**What to work on**:
Reproduce every line of the records below, character for character, with nothing added or left out.

**Data supplied**:
------------

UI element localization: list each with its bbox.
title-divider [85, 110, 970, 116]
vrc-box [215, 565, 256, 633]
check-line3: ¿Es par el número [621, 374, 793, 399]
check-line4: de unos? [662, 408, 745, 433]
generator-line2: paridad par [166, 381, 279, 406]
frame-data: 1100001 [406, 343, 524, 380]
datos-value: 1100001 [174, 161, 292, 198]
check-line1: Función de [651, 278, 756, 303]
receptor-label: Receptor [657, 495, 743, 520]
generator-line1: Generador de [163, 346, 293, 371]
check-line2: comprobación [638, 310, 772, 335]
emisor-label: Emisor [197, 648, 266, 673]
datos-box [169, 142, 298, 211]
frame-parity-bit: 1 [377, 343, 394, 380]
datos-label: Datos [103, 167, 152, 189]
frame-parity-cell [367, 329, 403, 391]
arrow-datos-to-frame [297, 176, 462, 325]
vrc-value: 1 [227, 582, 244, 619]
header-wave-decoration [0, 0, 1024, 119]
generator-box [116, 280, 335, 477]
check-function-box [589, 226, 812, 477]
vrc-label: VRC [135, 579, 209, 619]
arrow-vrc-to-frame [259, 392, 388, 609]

------------

**Result of this task**:
UI element localization: list each with its bbox.
title-divider [85, 110, 970, 116]
vrc-box [215, 565, 256, 633]
check-line3: ¿Es par el número [621, 374, 793, 399]
check-line4: de unos? [662, 408, 745, 433]
generator-line2: paridad par [166, 381, 279, 406]
frame-data: 1100001 [406, 343, 524, 380]
datos-value: 1100001 [174, 161, 292, 198]
check-line1: Función de [651, 278, 756, 303]
receptor-label: Receptor [657, 495, 743, 520]
generator-line1: Generador de [163, 346, 293, 371]
check-line2: comprobación [638, 310, 772, 335]
emisor-label: Emisor [197, 648, 266, 673]
datos-box [169, 142, 298, 211]
frame-parity-bit: 1 [377, 343, 394, 380]
datos-label: Datos [103, 167, 152, 189]
frame-parity-cell [367, 329, 403, 391]
arrow-datos-to-frame [297, 176, 462, 325]
vrc-value: 1 [227, 582, 244, 619]
header-wave-decoration [0, 0, 1024, 119]
generator-box [116, 280, 335, 477]
check-function-box [589, 226, 812, 477]
vrc-label: VRC [135, 579, 209, 619]
arrow-vrc-to-frame [259, 392, 388, 609]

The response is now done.